[Extracted data entries]
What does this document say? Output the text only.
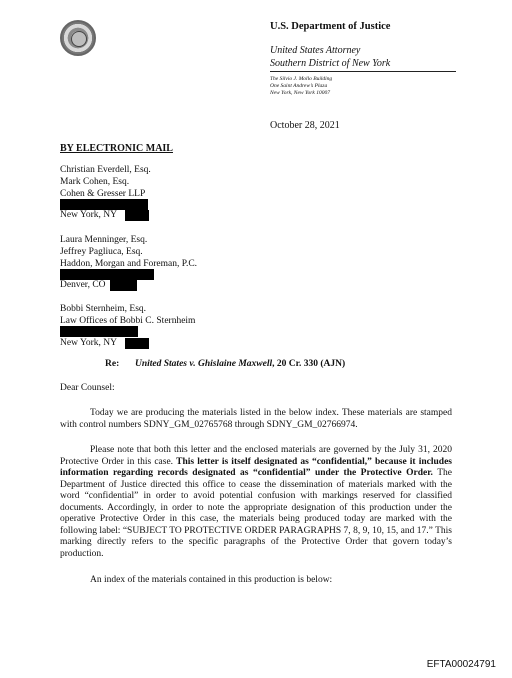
U.S. Department of Justice
United States Attorney
Southern District of New York
The Silvio J. Mollo Building
One Saint Andrew’s Plaza
New York, New York 10007
October 28, 2021
BY ELECTRONIC MAIL
Christian Everdell, Esq.
Mark Cohen, Esq.
Cohen & Gresser LLP
New York, NY
Laura Menninger, Esq.
Jeffrey Pagliuca, Esq.
Haddon, Morgan and Foreman, P.C.
Denver, CO
Bobbi Sternheim, Esq.
Law Offices of Bobbi C. Sternheim
New York, NY
Re: United States v. Ghislaine Maxwell, 20 Cr. 330 (AJN)
Dear Counsel:
Today we are producing the materials listed in the below index. These materials are stamped with control numbers SDNY_GM_02765768 through SDNY_GM_02766974.
Please note that both this letter and the enclosed materials are governed by the July 31, 2020 Protective Order in this case. This letter is itself designated as “confidential,” because it includes information regarding records designated as “confidential” under the Protective Order. The Department of Justice directed this office to cease the dissemination of materials marked with the word “confidential” in order to avoid potential confusion with markings reserved for classified documents. Accordingly, in order to note the appropriate designation of this production under the operative Protective Order in this case, the materials being produced today are marked with the following label: “SUBJECT TO PROTECTIVE ORDER PARAGRAPHS 7, 8, 9, 10, 15, and 17.” This marking directly refers to the specific paragraphs of the Protective Order that govern today’s production.
An index of the materials contained in this production is below:
EFTA00024791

— Job —
Repeat the material verbatim. Do not carry over any picture.

— Response to the exercise —
What does this document say? Output the text only.
U.S. Department of Justice
United States Attorney
Southern District of New York
The Silvio J. Mollo Building
One Saint Andrew’s Plaza
New York, New York 10007
October 28, 2021
BY ELECTRONIC MAIL
Christian Everdell, Esq.
Mark Cohen, Esq.
Cohen & Gresser LLP
New York, NY
Laura Menninger, Esq.
Jeffrey Pagliuca, Esq.
Haddon, Morgan and Foreman, P.C.
Denver, CO
Bobbi Sternheim, Esq.
Law Offices of Bobbi C. Sternheim
New York, NY
Re: United States v. Ghislaine Maxwell, 20 Cr. 330 (AJN)
Dear Counsel:
Today we are producing the materials listed in the below index. These materials are stamped with control numbers SDNY_GM_02765768 through SDNY_GM_02766974.
Please note that both this letter and the enclosed materials are governed by the July 31, 2020 Protective Order in this case. This letter is itself designated as “confidential,” because it includes information regarding records designated as “confidential” under the Protective Order. The Department of Justice directed this office to cease the dissemination of materials marked with the word “confidential” in order to avoid potential confusion with markings reserved for classified documents. Accordingly, in order to note the appropriate designation of this production under the operative Protective Order in this case, the materials being produced today are marked with the following label: “SUBJECT TO PROTECTIVE ORDER PARAGRAPHS 7, 8, 9, 10, 15, and 17.” This marking directly refers to the specific paragraphs of the Protective Order that govern today’s production.
An index of the materials contained in this production is below:
EFTA00024791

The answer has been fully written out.